### Exercise objective
Copy out all of the data exactly as it appears.

───

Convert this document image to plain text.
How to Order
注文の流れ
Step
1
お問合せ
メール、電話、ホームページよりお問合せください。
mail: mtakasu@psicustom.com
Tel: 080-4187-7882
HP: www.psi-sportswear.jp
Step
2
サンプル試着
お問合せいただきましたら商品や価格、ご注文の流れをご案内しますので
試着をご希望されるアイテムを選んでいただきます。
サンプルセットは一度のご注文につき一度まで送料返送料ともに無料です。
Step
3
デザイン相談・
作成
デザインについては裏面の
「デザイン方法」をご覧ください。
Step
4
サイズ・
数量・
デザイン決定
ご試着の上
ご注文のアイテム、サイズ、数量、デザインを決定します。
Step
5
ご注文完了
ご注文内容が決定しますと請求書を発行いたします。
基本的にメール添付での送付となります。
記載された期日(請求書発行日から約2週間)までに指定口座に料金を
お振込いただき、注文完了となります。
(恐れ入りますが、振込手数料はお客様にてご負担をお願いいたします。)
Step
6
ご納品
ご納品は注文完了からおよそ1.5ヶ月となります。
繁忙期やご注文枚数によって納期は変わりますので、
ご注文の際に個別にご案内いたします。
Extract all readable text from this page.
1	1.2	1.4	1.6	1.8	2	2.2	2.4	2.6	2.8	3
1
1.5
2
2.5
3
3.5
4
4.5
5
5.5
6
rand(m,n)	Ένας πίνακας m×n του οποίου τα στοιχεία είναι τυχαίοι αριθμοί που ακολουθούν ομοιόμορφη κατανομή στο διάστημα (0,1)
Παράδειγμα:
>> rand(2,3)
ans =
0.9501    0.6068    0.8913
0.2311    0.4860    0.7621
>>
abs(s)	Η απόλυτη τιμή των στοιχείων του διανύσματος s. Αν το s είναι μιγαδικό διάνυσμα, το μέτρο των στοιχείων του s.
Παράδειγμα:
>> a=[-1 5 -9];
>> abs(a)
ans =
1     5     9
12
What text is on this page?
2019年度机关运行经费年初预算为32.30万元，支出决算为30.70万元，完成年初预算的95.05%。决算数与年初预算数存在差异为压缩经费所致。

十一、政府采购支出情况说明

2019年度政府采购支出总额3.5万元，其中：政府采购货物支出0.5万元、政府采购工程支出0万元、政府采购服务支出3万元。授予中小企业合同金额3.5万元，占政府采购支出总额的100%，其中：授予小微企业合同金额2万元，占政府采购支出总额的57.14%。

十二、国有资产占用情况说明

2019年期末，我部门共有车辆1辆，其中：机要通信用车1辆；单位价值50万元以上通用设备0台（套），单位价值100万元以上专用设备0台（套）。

───

### Worked answer
Convert this document image to plain text.
How to Order
注文の流れ
Step
1
お問合せ
メール、電話、ホームページよりお問合せください。
mail: mtakasu@psicustom.com
Tel: 080-4187-7882
HP: www.psi-sportswear.jp
Step
2
サンプル試着
お問合せいただきましたら商品や価格、ご注文の流れをご案内しますので
試着をご希望されるアイテムを選んでいただきます。
サンプルセットは一度のご注文につき一度まで送料返送料ともに無料です。
Step
3
デザイン相談・
作成
デザインについては裏面の
「デザイン方法」をご覧ください。
Step
4
サイズ・
数量・
デザイン決定
ご試着の上
ご注文のアイテム、サイズ、数量、デザインを決定します。
Step
5
ご注文完了
ご注文内容が決定しますと請求書を発行いたします。
基本的にメール添付での送付となります。
記載された期日(請求書発行日から約2週間)までに指定口座に料金を
お振込いただき、注文完了となります。
(恐れ入りますが、振込手数料はお客様にてご負担をお願いいたします。)
Step
6
ご納品
ご納品は注文完了からおよそ1.5ヶ月となります。
繁忙期やご注文枚数によって納期は変わりますので、
ご注文の際に個別にご案内いたします。
Extract all readable text from this page.
1	1.2	1.4	1.6	1.8	2	2.2	2.4	2.6	2.8	3
1
1.5
2
2.5
3
3.5
4
4.5
5
5.5
6
rand(m,n)	Ένας πίνακας m×n του οποίου τα στοιχεία είναι τυχαίοι αριθμοί που ακολουθούν ομοιόμορφη κατανομή στο διάστημα (0,1)
Παράδειγμα:
>> rand(2,3)
ans =
0.9501    0.6068    0.8913
0.2311    0.4860    0.7621
>>
abs(s)	Η απόλυτη τιμή των στοιχείων του διανύσματος s. Αν το s είναι μιγαδικό διάνυσμα, το μέτρο των στοιχείων του s.
Παράδειγμα:
>> a=[-1 5 -9];
>> abs(a)
ans =
1     5     9
12
What text is on this page?
2019年度机关运行经费年初预算为32.30万元，支出决算为30.70万元，完成年初预算的95.05%。决算数与年初预算数存在差异为压缩经费所致。

十一、政府采购支出情况说明

2019年度政府采购支出总额3.5万元，其中：政府采购货物支出0.5万元、政府采购工程支出0万元、政府采购服务支出3万元。授予中小企业合同金额3.5万元，占政府采购支出总额的100%，其中：授予小微企业合同金额2万元，占政府采购支出总额的57.14%。

十二、国有资产占用情况说明

2019年期末，我部门共有车辆1辆，其中：机要通信用车1辆；单位价值50万元以上通用设备0台（套），单位价值100万元以上专用设备0台（套）。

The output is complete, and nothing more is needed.